El Gobierno no puede desconocer este penoso asunto. Hubo un diario de Madrid, El Sol, que intentó publicar la noticia de los primeros fusilamientos. La censura suprimió el texto del telegrama, pero dejó por olvido su título, y toda España se enteró del suceso. Por otra parte, parece evidente que de ello se habló en un Consejo de Ministros y que durante él creyó encontrar algún consejero avispado una explicación legal de tales fusilamientos en el párrafo cuarto del artículo 633 del Código de Justicia. Vano intento. Dice así aquel párrafo: “Se exceptúan de dicho trámite —el de dar conocimiento al Gobierno de la sentencia de pena de muerte antes de proceder a su ejecución— las sentencias relativas a los delitos de rebelión o sedición cometidos por militares en tiempo de paz, y en campaña a todos los que exijan un pronto ejemplar castigo a juicio de los generales jefes o gobernadores de plazas sitiadas o bloqueadas por el enemigo.” Como se ve, nada en absoluto tiene que ver este precepto con la situación en que se encontraba Oviedo al realizarse los fusilamientos en el cuartel de Pelayo. Estamos, por tanto, en nuestro derecho quienes pedimos que se haga pronto la luz sobre esta materia.

El crimen de Carbayín
El día 19 de octubre entró en Sama de Langreo la columna del general López Ochoa sin disparar un solo tiro, tan confiada y tan segura como si estuviera efectuando un paseo militar. Apenas llegadas las tropas, los guardias civiles reconcentrados en Sama, previo el asesoramiento de sus compañeros supervivientes de la localidad, fueron deteniendo por las casas, a las personas que se les indicaba. Así reunieron en el Ayuntamiento, convertido en cárcel provisional, de ocho a diez presos, a los que tenían atados. Preso estaba allí también, pero suelto, otro individuo llamado Faustino Frigedo Martínez, cartero de Sama.

Aquel mismo día o al siguiente un oficial de la Guardia Civil le pidió al alcalde de esta villa, don Celso Fernández, que facilitara local para tener a los detenidos, y casi al mismo tiempo se le acercó con otra petición de local para distinto fin el capitán ayudante del coronel que mandaba las fuerzas. Propuso el alcalde que vieran con él, para apreciar si les convenía, el edificio que había sido convento de monjas. Se visitó y fueron aceptadas tres habitaciones para prisión, y delante del alcalde, sin haber todavía allí ningún preso, se puso una guardia de ocho soldados. Después, y custodiados por la Guardia Civil, se llevaron al convento-cárcel los detenidos que había en el Ayuntamiento. Su número se elevó considerablemente en seguida —hasta pasar de cuarenta— por la entrada de nuevos presos, obtenidos mediante el mismo procedimiento que en Sama, en La Felguera, en Ciaño de Santa Ana, en Lada, en San Martín del Rey Aurelio, etc.

**Ítems mostrados**

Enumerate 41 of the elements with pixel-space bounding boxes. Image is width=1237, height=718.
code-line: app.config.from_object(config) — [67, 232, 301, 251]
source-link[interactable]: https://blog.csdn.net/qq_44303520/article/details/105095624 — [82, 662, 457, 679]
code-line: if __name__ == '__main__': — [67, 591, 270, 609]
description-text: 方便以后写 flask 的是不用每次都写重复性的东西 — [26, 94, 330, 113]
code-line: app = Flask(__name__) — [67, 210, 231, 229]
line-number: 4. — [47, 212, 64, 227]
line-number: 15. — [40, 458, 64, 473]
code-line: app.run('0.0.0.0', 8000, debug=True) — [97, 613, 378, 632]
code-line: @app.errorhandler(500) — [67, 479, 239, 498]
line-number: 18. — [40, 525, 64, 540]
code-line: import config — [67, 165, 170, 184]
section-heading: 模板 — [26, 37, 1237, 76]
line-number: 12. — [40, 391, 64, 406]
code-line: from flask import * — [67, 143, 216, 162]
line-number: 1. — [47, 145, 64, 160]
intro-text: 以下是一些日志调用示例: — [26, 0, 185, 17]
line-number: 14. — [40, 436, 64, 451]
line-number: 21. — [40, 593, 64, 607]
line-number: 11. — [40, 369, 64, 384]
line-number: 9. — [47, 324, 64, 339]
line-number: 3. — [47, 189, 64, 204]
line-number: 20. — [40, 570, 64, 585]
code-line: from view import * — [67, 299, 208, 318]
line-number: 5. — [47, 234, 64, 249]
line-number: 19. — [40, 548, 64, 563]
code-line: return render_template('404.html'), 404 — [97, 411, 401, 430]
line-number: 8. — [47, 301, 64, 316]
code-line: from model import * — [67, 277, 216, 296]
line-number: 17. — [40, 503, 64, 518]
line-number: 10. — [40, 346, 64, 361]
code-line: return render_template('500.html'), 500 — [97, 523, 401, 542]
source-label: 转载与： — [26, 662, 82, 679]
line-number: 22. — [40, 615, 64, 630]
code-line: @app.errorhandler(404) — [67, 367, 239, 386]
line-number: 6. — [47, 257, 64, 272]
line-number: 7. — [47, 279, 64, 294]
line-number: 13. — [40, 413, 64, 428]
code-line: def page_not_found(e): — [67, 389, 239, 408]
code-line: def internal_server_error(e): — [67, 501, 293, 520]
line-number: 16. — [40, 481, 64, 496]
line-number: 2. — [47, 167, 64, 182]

**Tarea A**
Copia de nuevo todo el pasaje seleccionado desde "El crimen de" hasta "cartero de Sama.". Sustituye en él "columna" por "brigada".
**Tarea B**
Responde a estas preguntas sobre el pasaje seleccionado:
(i) ¿Qué diario de Madrid intentó publicar la noticia de los primeros fusilamientos?
(ii) ¿En qué fecha entró en Sama de Langreo la columna del general López Ochoa?
(iii) ¿Qué oficio tenía Faustino Frigedo Martínez?
**Tarea C**
Reescribe como lista el párrafo del pasaje seleccionado que comienza por "Aquel mismo día o al siguiente". Conserva sus datos principales.

**Respuesta escrita A**
El crimen de Carbayín
El día 19 de octubre entró en Sama de Langreo la brigada del general López Ochoa sin disparar un solo tiro, tan confiada y tan segura como si estuviera efectuando un paseo militar. Apenas llegadas las tropas, los guardias civiles reconcentrados en Sama, previo el asesoramiento de sus compañeros supervivientes de la localidad, fueron deteniendo por las casas, a las personas que se les indicaba. Así reunieron en el Ayuntamiento, convertido en cárcel provisional, de ocho a diez presos, a los que tenían atados. Preso estaba allí también, pero suelto, otro individuo llamado Faustino Frigedo Martínez, cartero de Sama.

**Respuesta escrita B**
(i) El Sol.
(ii) El 19 de octubre.
(iii) Era cartero de Sama.

**Respuesta escrita C**
- Un oficial de la Guardia Civil pidió al alcalde, don Celso Fernández, un local para los detenidos. Casi al mismo tiempo, el capitán ayudante del coronel que mandaba las fuerzas le pidió otro local para un fin distinto.
- El alcalde propuso el edificio que había sido convento de monjas. Tras visitarlo, se aceptaron tres habitaciones como prisión y se puso una guardia de ocho soldados antes de que hubiera ningún preso.
- Custodiados por la Guardia Civil, los detenidos del Ayuntamiento fueron llevados al convento-cárcel.
- Entraron luego nuevos presos de La Felguera, Ciaño de Santa Ana, Lada, San Martín del Rey Aurelio y otros lugares, detenidos por el mismo procedimiento que en Sama. Pronto pasaron de cuarenta.